____ Records for the exercise
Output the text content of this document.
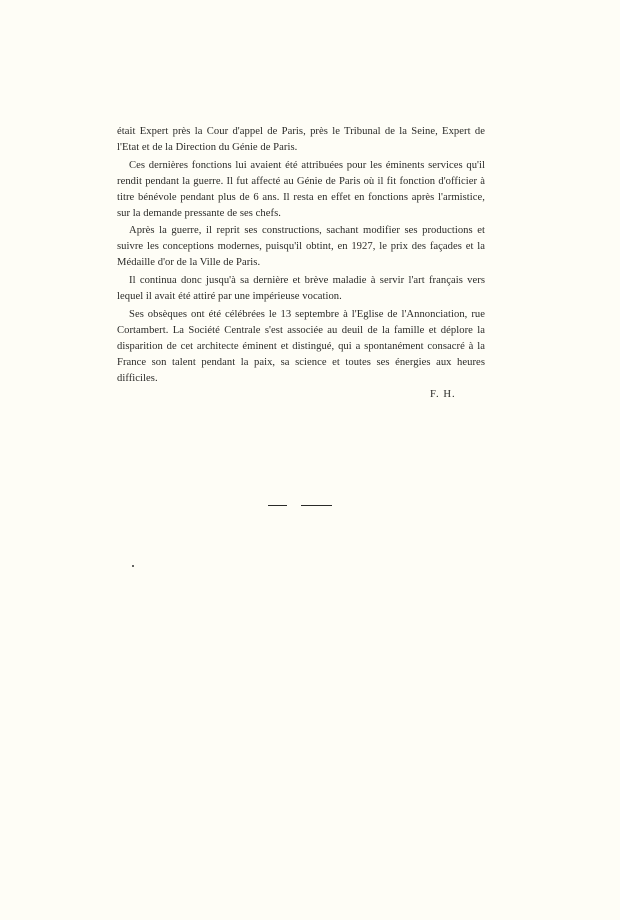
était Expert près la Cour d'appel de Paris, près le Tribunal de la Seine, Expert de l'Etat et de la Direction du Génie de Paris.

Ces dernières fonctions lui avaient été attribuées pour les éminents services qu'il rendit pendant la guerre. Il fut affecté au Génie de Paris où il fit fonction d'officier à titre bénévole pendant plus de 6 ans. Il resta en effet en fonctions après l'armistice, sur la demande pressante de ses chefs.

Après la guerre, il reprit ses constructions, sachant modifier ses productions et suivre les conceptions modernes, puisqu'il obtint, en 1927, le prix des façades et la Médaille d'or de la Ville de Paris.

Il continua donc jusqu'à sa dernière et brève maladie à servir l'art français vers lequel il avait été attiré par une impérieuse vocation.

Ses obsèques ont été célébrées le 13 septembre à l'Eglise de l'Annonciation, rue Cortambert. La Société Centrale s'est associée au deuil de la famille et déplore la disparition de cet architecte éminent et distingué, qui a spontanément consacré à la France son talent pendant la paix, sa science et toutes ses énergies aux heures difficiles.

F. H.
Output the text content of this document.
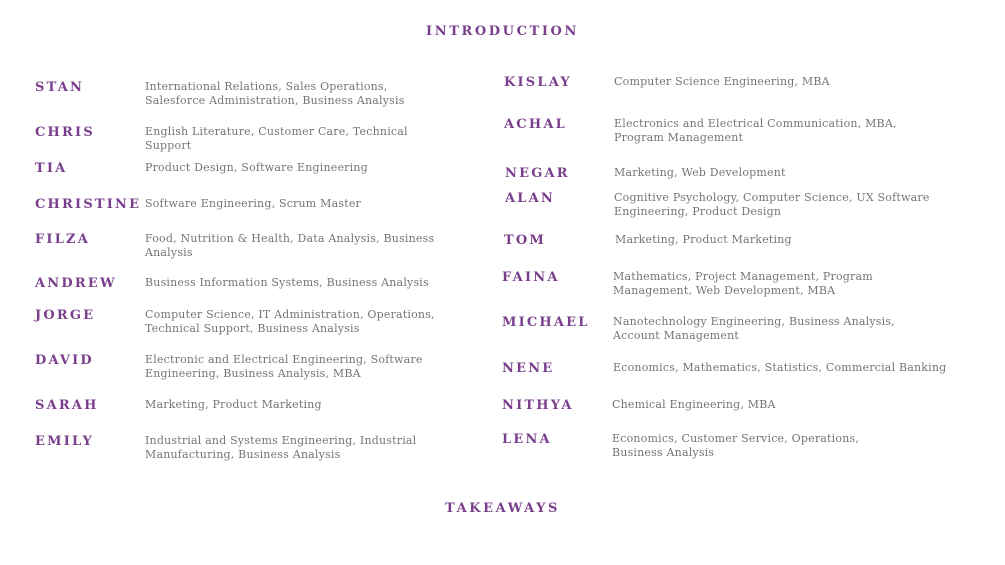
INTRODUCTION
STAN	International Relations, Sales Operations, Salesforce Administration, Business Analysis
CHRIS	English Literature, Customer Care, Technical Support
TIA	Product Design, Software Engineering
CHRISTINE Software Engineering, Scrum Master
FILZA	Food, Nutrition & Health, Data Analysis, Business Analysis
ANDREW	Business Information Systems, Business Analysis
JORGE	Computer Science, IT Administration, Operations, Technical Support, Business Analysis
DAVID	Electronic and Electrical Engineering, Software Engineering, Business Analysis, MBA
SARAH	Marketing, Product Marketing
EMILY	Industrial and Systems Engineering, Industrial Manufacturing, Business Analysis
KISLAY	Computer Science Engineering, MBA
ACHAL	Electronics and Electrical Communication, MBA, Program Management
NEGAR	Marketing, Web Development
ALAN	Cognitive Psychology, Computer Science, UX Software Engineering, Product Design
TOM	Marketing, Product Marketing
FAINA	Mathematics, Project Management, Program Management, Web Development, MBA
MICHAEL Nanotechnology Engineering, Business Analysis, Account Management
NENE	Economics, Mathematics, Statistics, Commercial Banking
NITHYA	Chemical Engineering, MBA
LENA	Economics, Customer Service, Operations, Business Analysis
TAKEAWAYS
________
____ Records for the exercise
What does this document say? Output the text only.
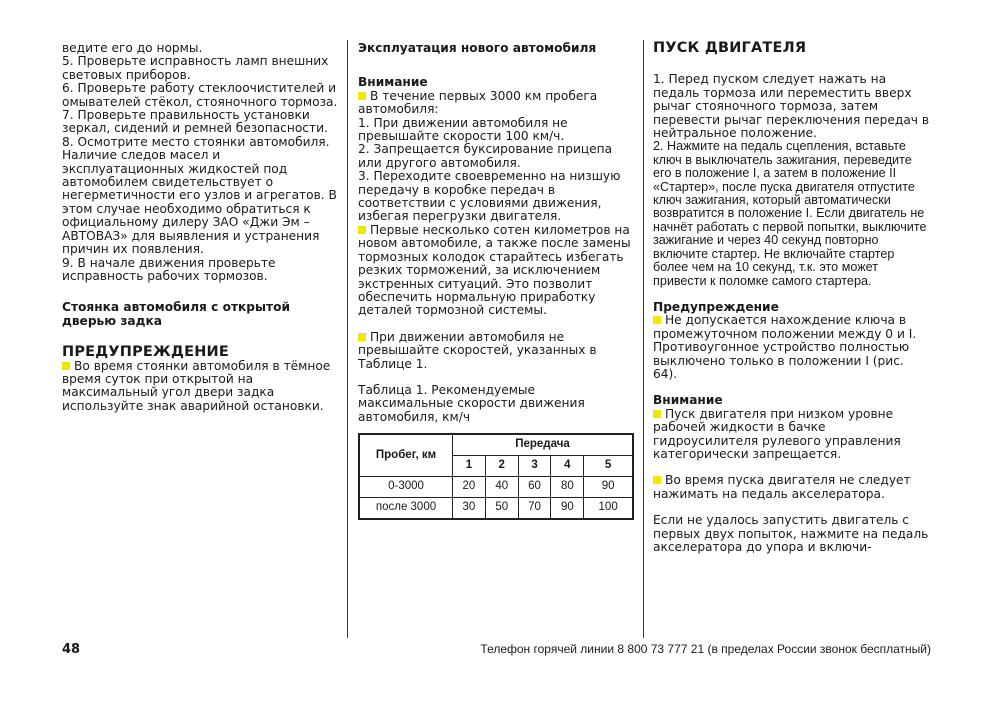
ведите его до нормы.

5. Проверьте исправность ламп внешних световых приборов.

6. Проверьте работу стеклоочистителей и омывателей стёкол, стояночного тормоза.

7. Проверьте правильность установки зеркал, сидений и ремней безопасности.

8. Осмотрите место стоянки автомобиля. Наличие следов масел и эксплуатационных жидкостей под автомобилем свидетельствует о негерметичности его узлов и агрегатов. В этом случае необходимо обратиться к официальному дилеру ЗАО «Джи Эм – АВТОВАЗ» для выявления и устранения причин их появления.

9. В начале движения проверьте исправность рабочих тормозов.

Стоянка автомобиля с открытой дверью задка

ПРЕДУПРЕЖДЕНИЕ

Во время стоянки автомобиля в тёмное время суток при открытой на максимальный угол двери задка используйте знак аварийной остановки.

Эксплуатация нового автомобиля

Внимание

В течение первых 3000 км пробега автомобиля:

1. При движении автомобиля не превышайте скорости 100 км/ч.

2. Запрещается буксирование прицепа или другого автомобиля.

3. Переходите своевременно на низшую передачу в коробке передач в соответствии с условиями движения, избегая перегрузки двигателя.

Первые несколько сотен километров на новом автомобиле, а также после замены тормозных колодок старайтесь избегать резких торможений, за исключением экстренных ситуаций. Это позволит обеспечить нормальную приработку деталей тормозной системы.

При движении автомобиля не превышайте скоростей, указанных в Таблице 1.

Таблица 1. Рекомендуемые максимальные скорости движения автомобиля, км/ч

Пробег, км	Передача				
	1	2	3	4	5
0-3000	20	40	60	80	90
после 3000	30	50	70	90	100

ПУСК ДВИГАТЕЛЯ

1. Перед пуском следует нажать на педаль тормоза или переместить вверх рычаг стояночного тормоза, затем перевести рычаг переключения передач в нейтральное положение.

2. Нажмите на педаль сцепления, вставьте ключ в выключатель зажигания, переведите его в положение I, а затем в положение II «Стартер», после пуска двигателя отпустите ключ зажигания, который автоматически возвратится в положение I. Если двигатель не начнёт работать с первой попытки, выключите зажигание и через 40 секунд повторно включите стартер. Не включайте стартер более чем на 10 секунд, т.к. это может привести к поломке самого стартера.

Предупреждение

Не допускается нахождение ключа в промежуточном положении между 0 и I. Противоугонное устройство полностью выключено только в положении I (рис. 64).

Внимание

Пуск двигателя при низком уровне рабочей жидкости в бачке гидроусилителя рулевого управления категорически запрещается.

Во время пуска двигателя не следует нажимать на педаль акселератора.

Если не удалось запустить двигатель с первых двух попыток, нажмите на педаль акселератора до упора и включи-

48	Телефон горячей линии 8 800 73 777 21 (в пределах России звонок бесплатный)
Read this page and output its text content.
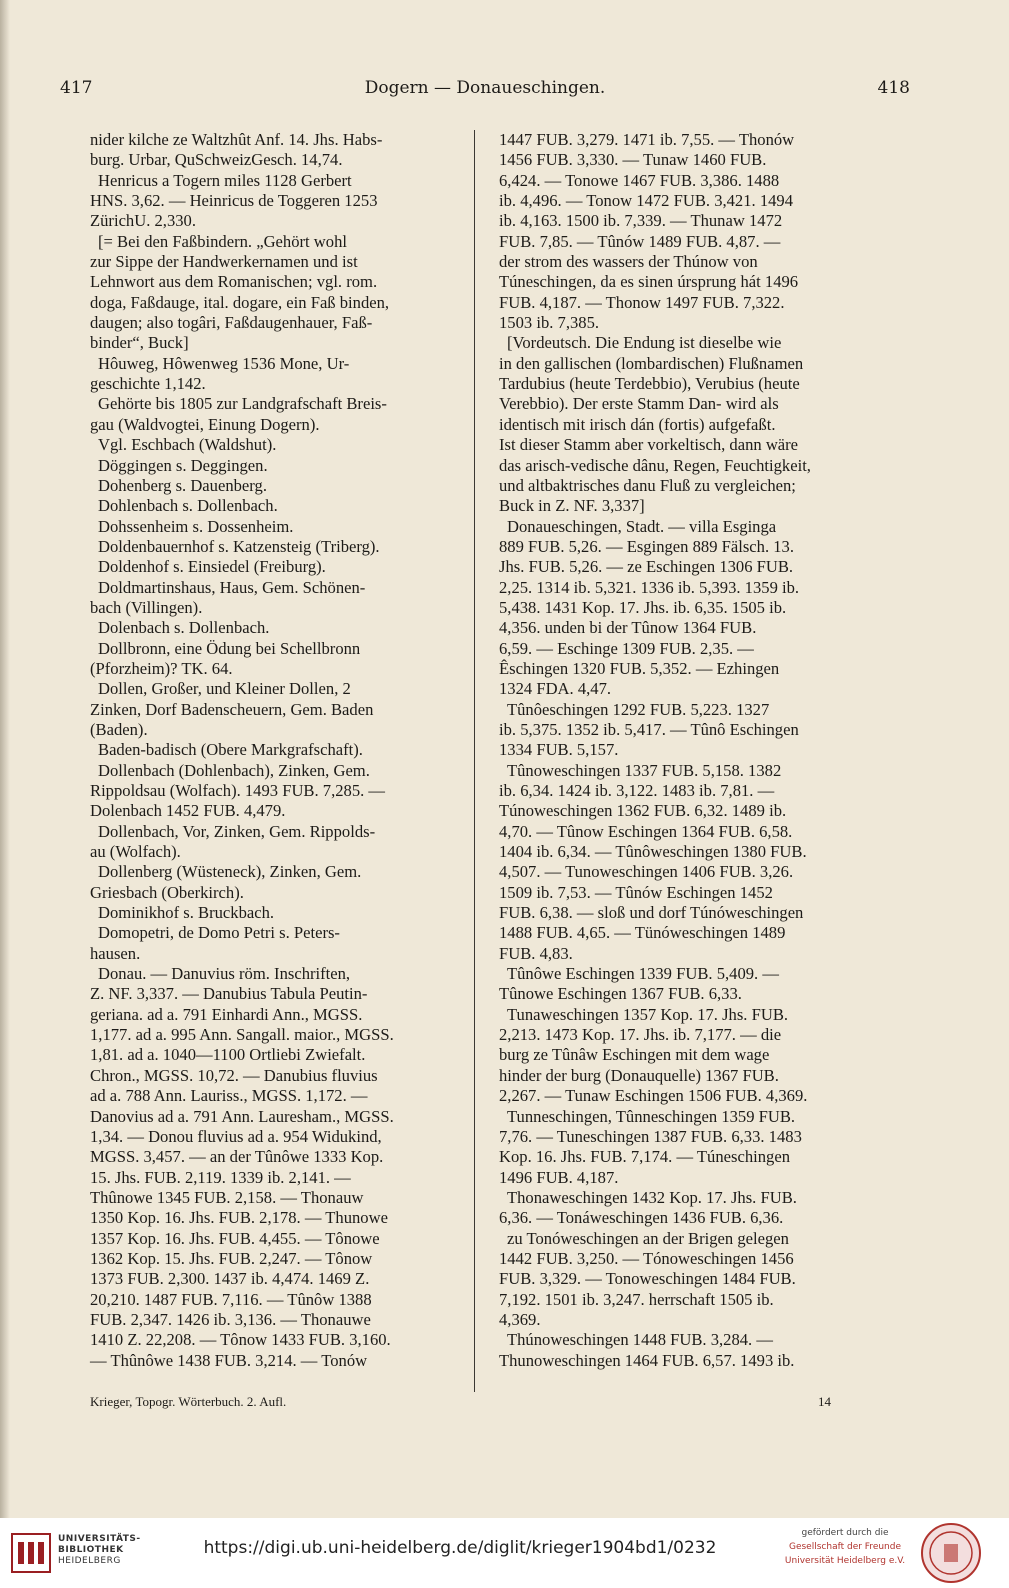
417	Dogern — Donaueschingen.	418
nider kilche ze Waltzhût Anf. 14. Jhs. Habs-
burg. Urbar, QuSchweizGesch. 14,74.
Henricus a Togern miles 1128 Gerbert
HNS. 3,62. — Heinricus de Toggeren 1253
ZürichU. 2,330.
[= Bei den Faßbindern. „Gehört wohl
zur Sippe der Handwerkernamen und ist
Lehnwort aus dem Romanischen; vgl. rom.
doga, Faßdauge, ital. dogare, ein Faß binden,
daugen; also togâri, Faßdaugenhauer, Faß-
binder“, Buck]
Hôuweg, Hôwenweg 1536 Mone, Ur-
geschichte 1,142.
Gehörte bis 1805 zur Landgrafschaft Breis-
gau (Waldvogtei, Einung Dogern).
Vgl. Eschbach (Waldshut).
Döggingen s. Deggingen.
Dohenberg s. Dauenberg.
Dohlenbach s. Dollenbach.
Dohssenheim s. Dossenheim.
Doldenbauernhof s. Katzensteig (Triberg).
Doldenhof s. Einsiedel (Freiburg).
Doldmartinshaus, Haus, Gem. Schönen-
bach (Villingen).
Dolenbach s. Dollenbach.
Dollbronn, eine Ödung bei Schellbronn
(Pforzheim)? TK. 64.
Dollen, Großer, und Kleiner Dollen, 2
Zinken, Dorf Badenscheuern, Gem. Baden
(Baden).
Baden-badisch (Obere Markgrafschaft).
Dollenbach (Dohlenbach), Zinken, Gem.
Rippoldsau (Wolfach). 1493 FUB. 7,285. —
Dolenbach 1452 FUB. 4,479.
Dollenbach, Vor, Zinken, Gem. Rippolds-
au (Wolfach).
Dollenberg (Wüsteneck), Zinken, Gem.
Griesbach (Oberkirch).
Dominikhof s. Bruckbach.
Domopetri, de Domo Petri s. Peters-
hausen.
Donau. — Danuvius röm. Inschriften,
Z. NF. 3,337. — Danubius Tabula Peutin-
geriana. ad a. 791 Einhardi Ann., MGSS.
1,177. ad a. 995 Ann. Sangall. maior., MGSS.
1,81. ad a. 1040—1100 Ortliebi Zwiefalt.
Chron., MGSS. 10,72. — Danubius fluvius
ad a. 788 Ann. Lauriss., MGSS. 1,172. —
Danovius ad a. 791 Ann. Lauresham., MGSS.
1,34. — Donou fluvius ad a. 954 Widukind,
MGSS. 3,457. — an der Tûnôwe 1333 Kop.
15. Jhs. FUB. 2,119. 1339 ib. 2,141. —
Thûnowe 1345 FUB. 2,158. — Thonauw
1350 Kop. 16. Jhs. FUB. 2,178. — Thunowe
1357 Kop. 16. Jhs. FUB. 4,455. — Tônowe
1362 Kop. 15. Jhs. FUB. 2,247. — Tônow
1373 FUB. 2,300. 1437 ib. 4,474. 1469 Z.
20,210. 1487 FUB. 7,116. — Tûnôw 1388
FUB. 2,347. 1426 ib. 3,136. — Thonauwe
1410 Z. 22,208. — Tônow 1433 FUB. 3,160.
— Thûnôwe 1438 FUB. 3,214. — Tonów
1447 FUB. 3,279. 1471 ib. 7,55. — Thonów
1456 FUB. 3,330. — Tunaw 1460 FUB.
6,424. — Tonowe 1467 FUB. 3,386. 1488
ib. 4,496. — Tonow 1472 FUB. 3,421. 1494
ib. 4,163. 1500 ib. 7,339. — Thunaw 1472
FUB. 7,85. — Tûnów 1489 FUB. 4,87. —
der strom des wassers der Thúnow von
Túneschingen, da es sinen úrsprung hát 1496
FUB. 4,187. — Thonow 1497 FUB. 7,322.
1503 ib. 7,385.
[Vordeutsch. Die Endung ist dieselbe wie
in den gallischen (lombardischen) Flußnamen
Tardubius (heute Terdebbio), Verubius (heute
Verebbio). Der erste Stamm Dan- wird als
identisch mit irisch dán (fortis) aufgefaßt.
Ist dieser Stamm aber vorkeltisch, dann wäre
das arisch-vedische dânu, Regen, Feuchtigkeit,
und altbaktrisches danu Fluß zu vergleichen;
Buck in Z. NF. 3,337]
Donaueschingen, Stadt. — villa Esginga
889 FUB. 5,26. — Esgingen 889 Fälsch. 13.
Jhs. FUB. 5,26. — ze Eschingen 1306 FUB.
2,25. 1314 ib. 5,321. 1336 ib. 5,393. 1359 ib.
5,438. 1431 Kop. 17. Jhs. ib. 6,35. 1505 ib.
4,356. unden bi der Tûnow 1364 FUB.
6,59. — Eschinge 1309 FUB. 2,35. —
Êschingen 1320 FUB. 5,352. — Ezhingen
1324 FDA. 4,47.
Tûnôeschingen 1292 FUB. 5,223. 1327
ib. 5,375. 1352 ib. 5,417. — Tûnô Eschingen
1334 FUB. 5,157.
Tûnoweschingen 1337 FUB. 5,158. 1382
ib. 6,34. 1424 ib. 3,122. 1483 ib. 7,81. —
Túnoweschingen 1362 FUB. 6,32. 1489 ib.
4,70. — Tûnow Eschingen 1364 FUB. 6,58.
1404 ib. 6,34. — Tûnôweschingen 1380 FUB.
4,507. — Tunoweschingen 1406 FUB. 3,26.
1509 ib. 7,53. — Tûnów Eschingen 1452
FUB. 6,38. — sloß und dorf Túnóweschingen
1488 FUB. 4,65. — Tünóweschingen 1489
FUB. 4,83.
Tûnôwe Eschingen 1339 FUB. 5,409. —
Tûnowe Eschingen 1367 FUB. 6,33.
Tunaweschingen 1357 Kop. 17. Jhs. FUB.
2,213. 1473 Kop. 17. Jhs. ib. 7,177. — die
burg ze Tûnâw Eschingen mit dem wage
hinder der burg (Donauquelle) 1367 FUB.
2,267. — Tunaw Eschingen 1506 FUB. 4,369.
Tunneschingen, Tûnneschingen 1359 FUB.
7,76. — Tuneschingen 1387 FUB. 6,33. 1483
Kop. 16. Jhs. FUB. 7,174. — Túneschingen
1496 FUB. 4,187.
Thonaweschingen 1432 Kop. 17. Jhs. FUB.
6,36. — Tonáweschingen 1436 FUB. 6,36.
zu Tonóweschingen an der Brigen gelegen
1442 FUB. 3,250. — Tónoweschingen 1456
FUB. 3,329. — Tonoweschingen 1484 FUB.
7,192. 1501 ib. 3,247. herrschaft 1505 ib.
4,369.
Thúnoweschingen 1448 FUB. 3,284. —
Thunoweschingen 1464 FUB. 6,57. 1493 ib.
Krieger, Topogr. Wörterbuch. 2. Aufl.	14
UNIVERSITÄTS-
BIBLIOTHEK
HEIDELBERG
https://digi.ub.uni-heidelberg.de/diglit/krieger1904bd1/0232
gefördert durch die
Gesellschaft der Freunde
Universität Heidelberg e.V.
________
### To do
Copy each line of the entries that includes the word "Génie".

### Task solution
était Expert près la Cour d'appel de Paris, près le Tribunal de la Seine, Expert de l'Etat et de la Direction du Génie de Paris.
Ces dernières fonctions lui avaient été attribuées pour les éminents services qu'il rendit pendant la guerre. Il fut affecté au Génie de Paris où il fit fonction d'officier à titre bénévole pendant plus de 6 ans. Il resta en effet en fonctions après l'armistice, sur la demande pressante de ses chefs.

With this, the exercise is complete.